● **YOUR INSTRUCTIONS**: Show every line that has the string "text" in it.

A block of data
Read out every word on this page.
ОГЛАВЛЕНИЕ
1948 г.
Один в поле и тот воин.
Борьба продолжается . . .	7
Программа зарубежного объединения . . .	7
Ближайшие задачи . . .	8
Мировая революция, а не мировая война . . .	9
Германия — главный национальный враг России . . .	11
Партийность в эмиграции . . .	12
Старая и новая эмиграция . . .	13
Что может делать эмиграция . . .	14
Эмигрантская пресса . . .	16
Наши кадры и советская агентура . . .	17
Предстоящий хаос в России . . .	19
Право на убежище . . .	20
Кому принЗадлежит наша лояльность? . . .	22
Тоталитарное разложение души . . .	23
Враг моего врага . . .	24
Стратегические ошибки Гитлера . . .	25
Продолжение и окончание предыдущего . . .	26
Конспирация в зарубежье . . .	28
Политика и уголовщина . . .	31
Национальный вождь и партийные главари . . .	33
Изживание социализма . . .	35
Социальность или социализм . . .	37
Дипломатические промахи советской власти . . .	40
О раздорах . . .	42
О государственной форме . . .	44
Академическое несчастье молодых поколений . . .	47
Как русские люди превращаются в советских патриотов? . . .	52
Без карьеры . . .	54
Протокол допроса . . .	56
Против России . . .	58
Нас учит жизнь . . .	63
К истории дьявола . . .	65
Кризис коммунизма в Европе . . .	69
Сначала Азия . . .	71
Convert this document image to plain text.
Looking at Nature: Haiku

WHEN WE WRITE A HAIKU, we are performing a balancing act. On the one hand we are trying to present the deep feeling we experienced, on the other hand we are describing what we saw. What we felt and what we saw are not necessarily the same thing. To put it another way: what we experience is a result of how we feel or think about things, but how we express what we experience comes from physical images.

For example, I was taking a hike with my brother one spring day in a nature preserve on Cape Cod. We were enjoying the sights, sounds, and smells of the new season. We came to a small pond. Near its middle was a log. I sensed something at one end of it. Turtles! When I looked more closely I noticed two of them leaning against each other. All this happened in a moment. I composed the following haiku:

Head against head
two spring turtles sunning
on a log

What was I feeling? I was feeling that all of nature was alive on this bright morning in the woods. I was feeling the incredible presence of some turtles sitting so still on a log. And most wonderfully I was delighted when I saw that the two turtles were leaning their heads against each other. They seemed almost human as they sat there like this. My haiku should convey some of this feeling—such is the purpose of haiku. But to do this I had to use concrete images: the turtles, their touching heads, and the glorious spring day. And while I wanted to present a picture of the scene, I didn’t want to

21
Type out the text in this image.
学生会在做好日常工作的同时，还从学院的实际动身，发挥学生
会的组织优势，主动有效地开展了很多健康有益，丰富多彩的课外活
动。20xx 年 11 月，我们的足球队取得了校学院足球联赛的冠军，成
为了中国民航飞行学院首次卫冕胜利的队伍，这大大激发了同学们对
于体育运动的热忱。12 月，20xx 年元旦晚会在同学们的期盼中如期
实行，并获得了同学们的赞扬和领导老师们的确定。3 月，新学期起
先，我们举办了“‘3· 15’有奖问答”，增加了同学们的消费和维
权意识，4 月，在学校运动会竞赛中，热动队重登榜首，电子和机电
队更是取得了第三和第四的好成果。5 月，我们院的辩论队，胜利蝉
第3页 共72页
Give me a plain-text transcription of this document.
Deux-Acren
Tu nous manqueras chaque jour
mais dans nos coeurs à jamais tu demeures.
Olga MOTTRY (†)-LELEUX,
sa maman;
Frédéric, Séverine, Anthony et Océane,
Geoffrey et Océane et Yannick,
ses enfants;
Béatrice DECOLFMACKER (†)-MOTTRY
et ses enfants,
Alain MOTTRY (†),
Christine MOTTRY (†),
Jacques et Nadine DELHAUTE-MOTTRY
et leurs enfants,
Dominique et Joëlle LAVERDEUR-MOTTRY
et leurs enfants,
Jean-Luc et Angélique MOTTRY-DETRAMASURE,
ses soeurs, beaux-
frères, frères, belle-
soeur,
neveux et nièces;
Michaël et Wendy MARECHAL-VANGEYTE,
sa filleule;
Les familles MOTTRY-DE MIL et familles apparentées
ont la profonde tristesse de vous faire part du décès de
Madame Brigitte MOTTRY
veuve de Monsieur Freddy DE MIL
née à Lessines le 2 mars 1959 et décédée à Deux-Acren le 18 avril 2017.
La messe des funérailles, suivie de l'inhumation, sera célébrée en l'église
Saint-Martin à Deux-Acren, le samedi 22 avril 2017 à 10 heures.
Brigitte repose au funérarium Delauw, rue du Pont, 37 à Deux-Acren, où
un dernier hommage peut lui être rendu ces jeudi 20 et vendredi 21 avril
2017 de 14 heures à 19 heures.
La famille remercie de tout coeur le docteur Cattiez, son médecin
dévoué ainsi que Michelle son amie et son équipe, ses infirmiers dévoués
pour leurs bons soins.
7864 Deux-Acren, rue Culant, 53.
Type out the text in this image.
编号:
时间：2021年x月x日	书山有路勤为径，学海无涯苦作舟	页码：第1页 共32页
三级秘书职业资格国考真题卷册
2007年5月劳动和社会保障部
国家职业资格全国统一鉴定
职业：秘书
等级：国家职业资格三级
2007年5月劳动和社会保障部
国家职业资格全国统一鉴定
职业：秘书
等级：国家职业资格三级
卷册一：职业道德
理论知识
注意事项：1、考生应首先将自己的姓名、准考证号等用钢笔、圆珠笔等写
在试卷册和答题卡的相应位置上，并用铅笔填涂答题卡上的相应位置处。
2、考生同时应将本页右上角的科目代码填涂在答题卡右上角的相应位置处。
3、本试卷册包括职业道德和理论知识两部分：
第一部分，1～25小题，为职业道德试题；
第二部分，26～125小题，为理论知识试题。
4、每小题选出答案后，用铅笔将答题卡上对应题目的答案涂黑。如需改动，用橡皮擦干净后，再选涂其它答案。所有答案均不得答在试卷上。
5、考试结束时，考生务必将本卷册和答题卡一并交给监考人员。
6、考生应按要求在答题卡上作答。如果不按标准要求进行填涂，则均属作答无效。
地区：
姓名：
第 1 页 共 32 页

● **SOLUTION FOR THIS PROBLEM**:
Convert this document image to plain text.
Type out the text in this image.
Give me a plain-text transcription of this document.
Type out the text in this image.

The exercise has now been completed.